━━ The input

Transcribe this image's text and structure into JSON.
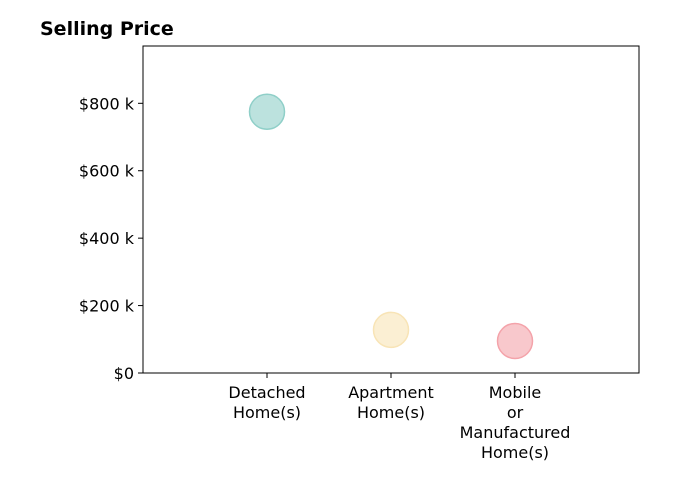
{
  "chart_data": {
    "type": "scatter",
    "title": "Selling Price",
    "xlabel": "",
    "ylabel": "",
    "categories": [
      [
        "Detached",
        "Home(s)"
      ],
      [
        "Apartment",
        "Home(s)"
      ],
      [
        "Mobile",
        "or",
        "Manufactured",
        "Home(s)"
      ]
    ],
    "points": [
      {
        "category_index": 0,
        "value": 775000,
        "color": "#8fcfc8"
      },
      {
        "category_index": 1,
        "value": 128000,
        "color": "#f8e4b6"
      },
      {
        "category_index": 2,
        "value": 95000,
        "color": "#f4a3aa"
      }
    ],
    "yticks": [
      {
        "value": 0,
        "label": "$0"
      },
      {
        "value": 200000,
        "label": "$200 k"
      },
      {
        "value": 400000,
        "label": "$400 k"
      },
      {
        "value": 600000,
        "label": "$600 k"
      },
      {
        "value": 800000,
        "label": "$800 k"
      }
    ],
    "ylim": [
      0,
      970000
    ],
    "xlim": [
      -1,
      3
    ],
    "grid": false,
    "legend": "none"
  }
}
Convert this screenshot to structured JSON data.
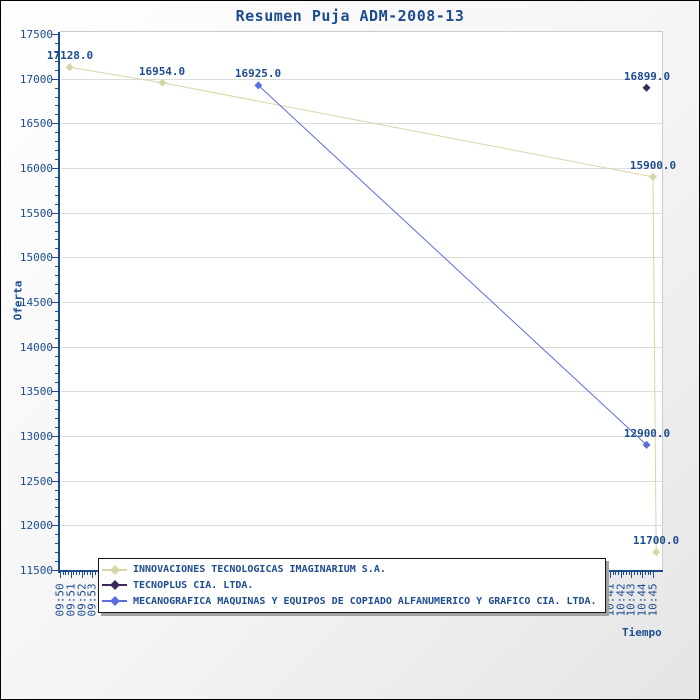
{
  "title": "Resumen Puja ADM-2008-13",
  "colors": {
    "text": "#1d4d8f",
    "axis": "#1d4d8f",
    "grid": "#dcdcdc",
    "plot_border": "#cccccc",
    "plot_bg": "#ffffff",
    "legend_border": "#151515",
    "legend_shadow": "#a2a2a2",
    "series_khaki": "#d6d6a6",
    "series_purple": "#40265f",
    "series_blue": "#5b6edc"
  },
  "y_axis": {
    "label": "Oferta",
    "min": 11500,
    "max": 17500,
    "major_step": 500,
    "minor_step": 100,
    "tick_labels": [
      "17500",
      "17000",
      "16500",
      "16000",
      "15500",
      "15000",
      "14500",
      "14000",
      "13500",
      "13000",
      "12500",
      "12000",
      "11500"
    ]
  },
  "x_axis": {
    "label": "Tiempo",
    "start_time": "09:50",
    "end_time": "10:45",
    "total_minutes": 55,
    "visible_tick_labels": [
      {
        "label": "09:50",
        "minute": 0
      },
      {
        "label": "09:51",
        "minute": 1
      },
      {
        "label": "09:52",
        "minute": 2
      },
      {
        "label": "09:53",
        "minute": 3
      },
      {
        "label": "10:40",
        "minute": 50
      },
      {
        "label": "10:41",
        "minute": 51
      },
      {
        "label": "10:42",
        "minute": 52
      },
      {
        "label": "10:43",
        "minute": 53
      },
      {
        "label": "10:44",
        "minute": 54
      },
      {
        "label": "10:45",
        "minute": 55
      }
    ]
  },
  "legend": {
    "entries": [
      {
        "label": "INNOVACIONES TECNOLOGICAS IMAGINARIUM S.A.",
        "color": "#d6d6a6"
      },
      {
        "label": "TECNOPLUS CIA. LTDA.",
        "color": "#40265f"
      },
      {
        "label": "MECANOGRAFICA MAQUINAS Y EQUIPOS DE COPIADO ALFANUMERICO Y GRAFICO CIA. LTDA.",
        "color": "#5b6edc"
      }
    ]
  },
  "chart_data": {
    "type": "line",
    "title": "Resumen Puja ADM-2008-13",
    "xlabel": "Tiempo",
    "ylabel": "Oferta",
    "ylim": [
      11500,
      17500
    ],
    "x_range": [
      "09:50",
      "10:45"
    ],
    "grid": "horizontal-only",
    "legend_position": "bottom-overlay",
    "marker": "diamond",
    "series": [
      {
        "name": "INNOVACIONES TECNOLOGICAS IMAGINARIUM S.A.",
        "color": "#d6d6a6",
        "points": [
          {
            "time": "09:51",
            "minute": 0.9,
            "value": 17128.0,
            "label": "17128.0"
          },
          {
            "time": "09:59",
            "minute": 9.5,
            "value": 16954.0,
            "label": "16954.0"
          },
          {
            "time": "10:45",
            "minute": 55.0,
            "value": 15900.0,
            "label": "15900.0"
          },
          {
            "time": "10:45",
            "minute": 55.3,
            "value": 11700.0,
            "label": "11700.0"
          }
        ]
      },
      {
        "name": "TECNOPLUS CIA. LTDA.",
        "color": "#40265f",
        "points": [
          {
            "time": "10:44",
            "minute": 54.4,
            "value": 16899.0,
            "label": "16899.0"
          }
        ]
      },
      {
        "name": "MECANOGRAFICA MAQUINAS Y EQUIPOS DE COPIADO ALFANUMERICO Y GRAFICO CIA. LTDA.",
        "color": "#5b6edc",
        "points": [
          {
            "time": "10:08",
            "minute": 18.4,
            "value": 16925.0,
            "label": "16925.0"
          },
          {
            "time": "10:44",
            "minute": 54.4,
            "value": 12900.0,
            "label": "12900.0"
          }
        ]
      }
    ]
  }
}
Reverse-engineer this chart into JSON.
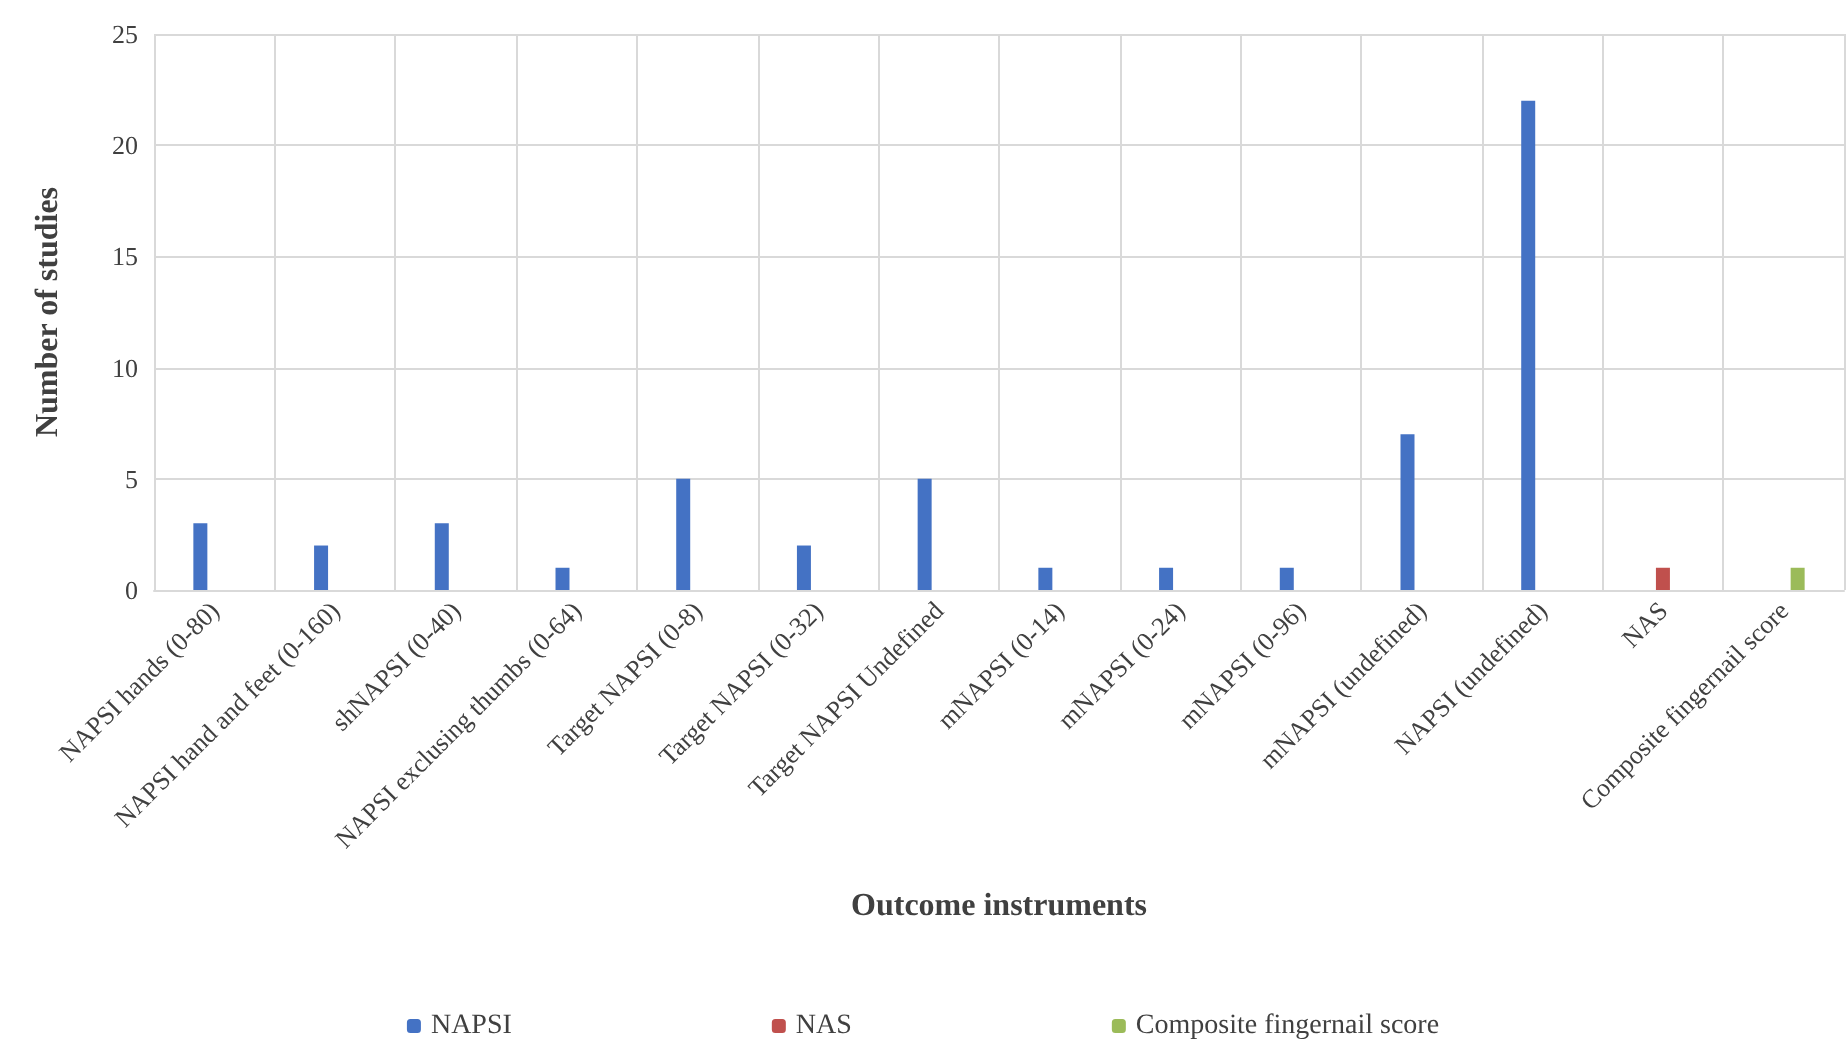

━━━━

Retype all of the entries exactly as written, leaving out any images.

Transcribe this image's text and structure into JSON.
{
  "chart_data": {
    "type": "scatter",
    "title": "Selling Price",
    "xlabel": "",
    "ylabel": "",
    "categories": [
      [
        "Detached",
        "Home(s)"
      ],
      [
        "Apartment",
        "Home(s)"
      ],
      [
        "Mobile",
        "or",
        "Manufactured",
        "Home(s)"
      ]
    ],
    "points": [
      {
        "category_index": 0,
        "value": 775000,
        "color": "#8fcfc8"
      },
      {
        "category_index": 1,
        "value": 128000,
        "color": "#f8e4b6"
      },
      {
        "category_index": 2,
        "value": 95000,
        "color": "#f4a3aa"
      }
    ],
    "yticks": [
      {
        "value": 0,
        "label": "$0"
      },
      {
        "value": 200000,
        "label": "$200 k"
      },
      {
        "value": 400000,
        "label": "$400 k"
      },
      {
        "value": 600000,
        "label": "$600 k"
      },
      {
        "value": 800000,
        "label": "$800 k"
      }
    ],
    "ylim": [
      0,
      970000
    ],
    "xlim": [
      -1,
      3
    ],
    "grid": false,
    "legend": "none"
  }
}
Convert this screenshot to structured JSON data.
{
  "title": "Resumen Puja ADM-2008-13",
  "colors": {
    "text": "#1d4d8f",
    "axis": "#1d4d8f",
    "grid": "#dcdcdc",
    "plot_border": "#cccccc",
    "plot_bg": "#ffffff",
    "legend_border": "#151515",
    "legend_shadow": "#a2a2a2",
    "series_khaki": "#d6d6a6",
    "series_purple": "#40265f",
    "series_blue": "#5b6edc"
  },
  "y_axis": {
    "label": "Oferta",
    "min": 11500,
    "max": 17500,
    "major_step": 500,
    "minor_step": 100,
    "tick_labels": [
      "17500",
      "17000",
      "16500",
      "16000",
      "15500",
      "15000",
      "14500",
      "14000",
      "13500",
      "13000",
      "12500",
      "12000",
      "11500"
    ]
  },
  "x_axis": {
    "label": "Tiempo",
    "start_time": "09:50",
    "end_time": "10:45",
    "total_minutes": 55,
    "visible_tick_labels": [
      {
        "label": "09:50",
        "minute": 0
      },
      {
        "label": "09:51",
        "minute": 1
      },
      {
        "label": "09:52",
        "minute": 2
      },
      {
        "label": "09:53",
        "minute": 3
      },
      {
        "label": "10:40",
        "minute": 50
      },
      {
        "label": "10:41",
        "minute": 51
      },
      {
        "label": "10:42",
        "minute": 52
      },
      {
        "label": "10:43",
        "minute": 53
      },
      {
        "label": "10:44",
        "minute": 54
      },
      {
        "label": "10:45",
        "minute": 55
      }
    ]
  },
  "legend": {
    "entries": [
      {
        "label": "INNOVACIONES TECNOLOGICAS IMAGINARIUM S.A.",
        "color": "#d6d6a6"
      },
      {
        "label": "TECNOPLUS CIA. LTDA.",
        "color": "#40265f"
      },
      {
        "label": "MECANOGRAFICA MAQUINAS Y EQUIPOS DE COPIADO ALFANUMERICO Y GRAFICO CIA. LTDA.",
        "color": "#5b6edc"
      }
    ]
  },
  "chart_data": {
    "type": "line",
    "title": "Resumen Puja ADM-2008-13",
    "xlabel": "Tiempo",
    "ylabel": "Oferta",
    "ylim": [
      11500,
      17500
    ],
    "x_range": [
      "09:50",
      "10:45"
    ],
    "grid": "horizontal-only",
    "legend_position": "bottom-overlay",
    "marker": "diamond",
    "series": [
      {
        "name": "INNOVACIONES TECNOLOGICAS IMAGINARIUM S.A.",
        "color": "#d6d6a6",
        "points": [
          {
            "time": "09:51",
            "minute": 0.9,
            "value": 17128.0,
            "label": "17128.0"
          },
          {
            "time": "09:59",
            "minute": 9.5,
            "value": 16954.0,
            "label": "16954.0"
          },
          {
            "time": "10:45",
            "minute": 55.0,
            "value": 15900.0,
            "label": "15900.0"
          },
          {
            "time": "10:45",
            "minute": 55.3,
            "value": 11700.0,
            "label": "11700.0"
          }
        ]
      },
      {
        "name": "TECNOPLUS CIA. LTDA.",
        "color": "#40265f",
        "points": [
          {
            "time": "10:44",
            "minute": 54.4,
            "value": 16899.0,
            "label": "16899.0"
          }
        ]
      },
      {
        "name": "MECANOGRAFICA MAQUINAS Y EQUIPOS DE COPIADO ALFANUMERICO Y GRAFICO CIA. LTDA.",
        "color": "#5b6edc",
        "points": [
          {
            "time": "10:08",
            "minute": 18.4,
            "value": 16925.0,
            "label": "16925.0"
          },
          {
            "time": "10:44",
            "minute": 54.4,
            "value": 12900.0,
            "label": "12900.0"
          }
        ]
      }
    ]
  }
}
Reverse-engineer this chart into JSON.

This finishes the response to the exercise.